Given request:
Of the lines listed below, how many contain the string "black"? Answer with the number alone.

Data lines:
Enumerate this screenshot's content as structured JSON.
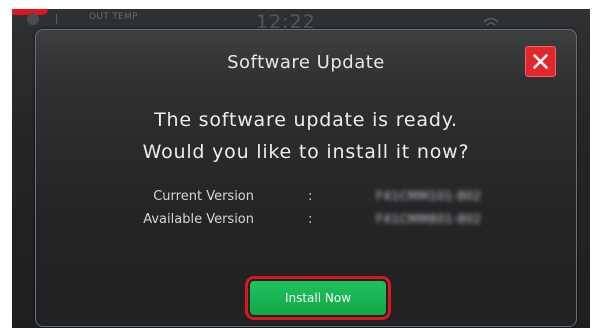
{
  "status_bar": {
    "out_temp_label": "OUT TEMP",
    "clock": "12:22",
    "left_icon": "status-circle-icon",
    "right_icon": "wifi-icon"
  },
  "dialog": {
    "title": "Software Update",
    "close_icon": "close-icon",
    "message_line1": "The software update is ready.",
    "message_line2": "Would you like to install it now?",
    "info_rows": [
      {
        "label": "Current Version",
        "separator": ":",
        "value": "F41CMM101-802"
      },
      {
        "label": "Available Version",
        "separator": ":",
        "value": "F41CMM801-802"
      }
    ],
    "install_button_label": "Install Now"
  },
  "colors": {
    "close_button": "#e2262e",
    "install_button": "#17b052",
    "highlight": "#e0141e",
    "background": "#232527"
  }
}
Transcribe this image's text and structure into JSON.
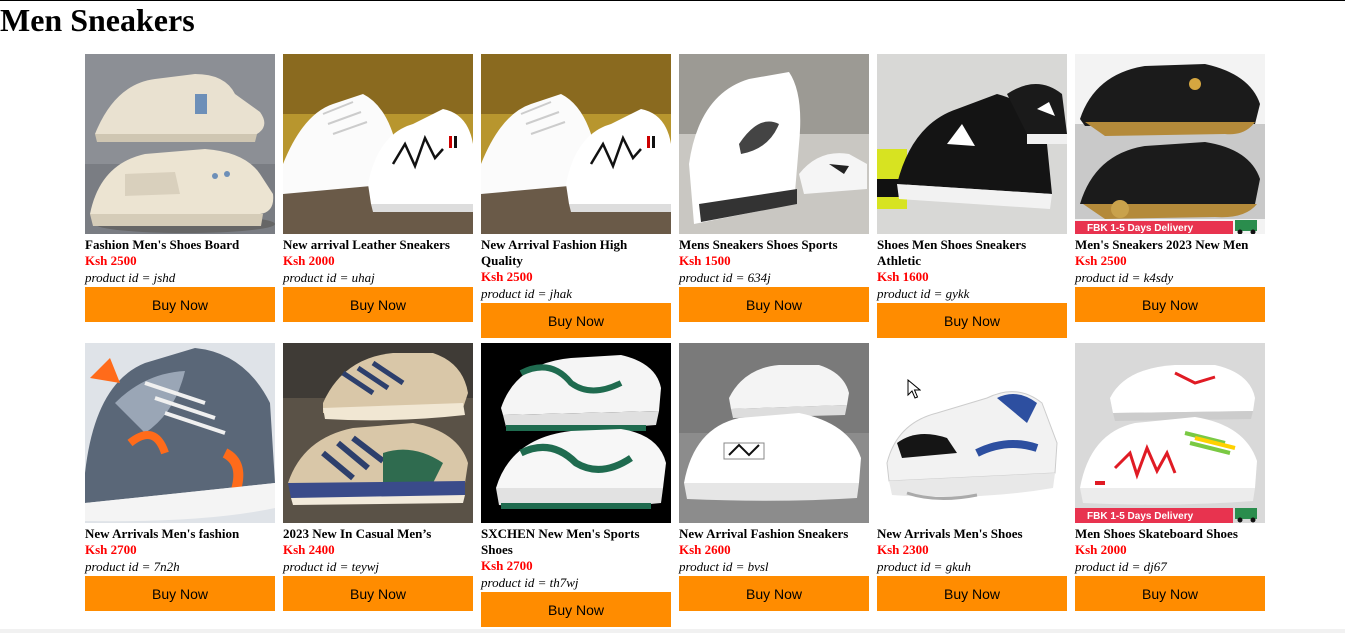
{
  "page": {
    "title": "Men Sneakers"
  },
  "buy_label": "Buy Now",
  "products": [
    {
      "name": "Fashion Men's Shoes Board",
      "price": "Ksh 2500",
      "product_id": "product id = jshd",
      "image": "beige-high-top-sneakers",
      "banner": ""
    },
    {
      "name": "New arrival Leather Sneakers",
      "price": "Ksh 2000",
      "product_id": "product id = uhaj",
      "image": "white-leather-sneakers",
      "banner": ""
    },
    {
      "name": "New Arrival Fashion High Quality",
      "price": "Ksh 2500",
      "product_id": "product id = jhak",
      "image": "white-leather-sneakers",
      "banner": ""
    },
    {
      "name": "Mens Sneakers Shoes Sports",
      "price": "Ksh 1500",
      "product_id": "product id = 634j",
      "image": "white-feather-sneakers",
      "banner": ""
    },
    {
      "name": "Shoes Men Shoes Sneakers Athletic",
      "price": "Ksh 1600",
      "product_id": "product id = gykk",
      "image": "black-canvas-sneakers",
      "banner": ""
    },
    {
      "name": "Men's Sneakers 2023 New Men",
      "price": "Ksh 2500",
      "product_id": "product id = k4sdy",
      "image": "black-gold-sneakers",
      "banner": "FBK 1-5 Days Delivery"
    },
    {
      "name": "New Arrivals Men's fashion",
      "price": "Ksh 2700",
      "product_id": "product id = 7n2h",
      "image": "grey-orange-runners",
      "banner": ""
    },
    {
      "name": "2023 New In Casual Men’s",
      "price": "Ksh 2400",
      "product_id": "product id = teywj",
      "image": "beige-green-runners",
      "banner": ""
    },
    {
      "name": "SXCHEN New Men's Sports Shoes",
      "price": "Ksh 2700",
      "product_id": "product id = th7wj",
      "image": "white-green-chunky-sneakers",
      "banner": ""
    },
    {
      "name": "New Arrival Fashion Sneakers",
      "price": "Ksh 2600",
      "product_id": "product id = bvsl",
      "image": "white-super-sneakers",
      "banner": ""
    },
    {
      "name": "New Arrivals Men's Shoes",
      "price": "Ksh 2300",
      "product_id": "product id = gkuh",
      "image": "white-blue-runner",
      "banner": ""
    },
    {
      "name": "Men Shoes Skateboard Shoes",
      "price": "Ksh 2000",
      "product_id": "product id = dj67",
      "image": "white-red-skate-shoes",
      "banner": "FBK 1-5 Days Delivery"
    }
  ],
  "colors": {
    "buy_button": "#ff8c00",
    "price": "#ff0000",
    "banner": "#e8334f"
  },
  "cursor": {
    "icon": "mouse-pointer-icon"
  }
}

Answer:
2